━━━ Given records ━━━

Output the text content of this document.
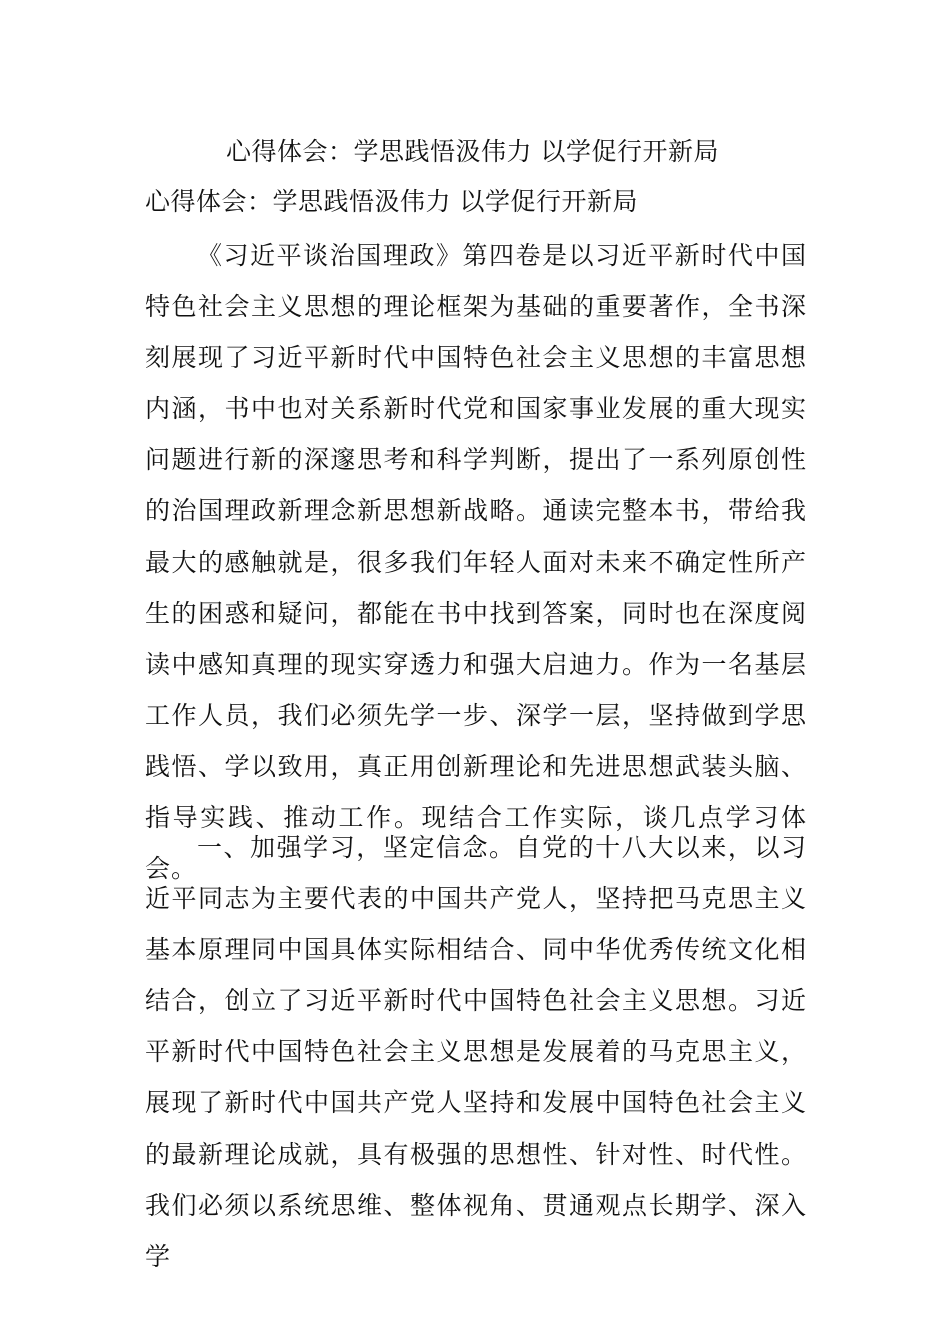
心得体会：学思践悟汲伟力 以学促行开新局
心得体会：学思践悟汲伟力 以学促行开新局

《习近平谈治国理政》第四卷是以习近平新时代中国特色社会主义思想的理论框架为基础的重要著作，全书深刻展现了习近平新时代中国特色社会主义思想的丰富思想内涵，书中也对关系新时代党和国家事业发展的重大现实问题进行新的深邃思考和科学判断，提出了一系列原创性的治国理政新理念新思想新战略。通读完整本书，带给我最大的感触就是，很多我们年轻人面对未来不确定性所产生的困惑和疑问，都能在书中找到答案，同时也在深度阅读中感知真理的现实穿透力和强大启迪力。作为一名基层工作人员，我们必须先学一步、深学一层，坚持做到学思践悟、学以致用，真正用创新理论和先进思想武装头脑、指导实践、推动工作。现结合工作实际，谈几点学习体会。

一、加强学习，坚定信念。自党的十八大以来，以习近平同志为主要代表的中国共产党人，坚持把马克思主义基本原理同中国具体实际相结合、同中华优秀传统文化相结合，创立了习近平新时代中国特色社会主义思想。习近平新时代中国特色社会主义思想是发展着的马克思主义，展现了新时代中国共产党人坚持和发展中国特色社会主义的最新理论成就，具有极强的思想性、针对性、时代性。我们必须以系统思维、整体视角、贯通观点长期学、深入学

━━━

_Objective_: Return all of the entries word for word, but omit the pictures.

_Task response_:
Output the text content of this document.
心得体会：学思践悟汲伟力 以学促行开新局
心得体会：学思践悟汲伟力 以学促行开新局

《习近平谈治国理政》第四卷是以习近平新时代中国特色社会主义思想的理论框架为基础的重要著作，全书深刻展现了习近平新时代中国特色社会主义思想的丰富思想内涵，书中也对关系新时代党和国家事业发展的重大现实问题进行新的深邃思考和科学判断，提出了一系列原创性的治国理政新理念新思想新战略。通读完整本书，带给我最大的感触就是，很多我们年轻人面对未来不确定性所产生的困惑和疑问，都能在书中找到答案，同时也在深度阅读中感知真理的现实穿透力和强大启迪力。作为一名基层工作人员，我们必须先学一步、深学一层，坚持做到学思践悟、学以致用，真正用创新理论和先进思想武装头脑、指导实践、推动工作。现结合工作实际，谈几点学习体会。

一、加强学习，坚定信念。自党的十八大以来，以习近平同志为主要代表的中国共产党人，坚持把马克思主义基本原理同中国具体实际相结合、同中华优秀传统文化相结合，创立了习近平新时代中国特色社会主义思想。习近平新时代中国特色社会主义思想是发展着的马克思主义，展现了新时代中国共产党人坚持和发展中国特色社会主义的最新理论成就，具有极强的思想性、针对性、时代性。我们必须以系统思维、整体视角、贯通观点长期学、深入学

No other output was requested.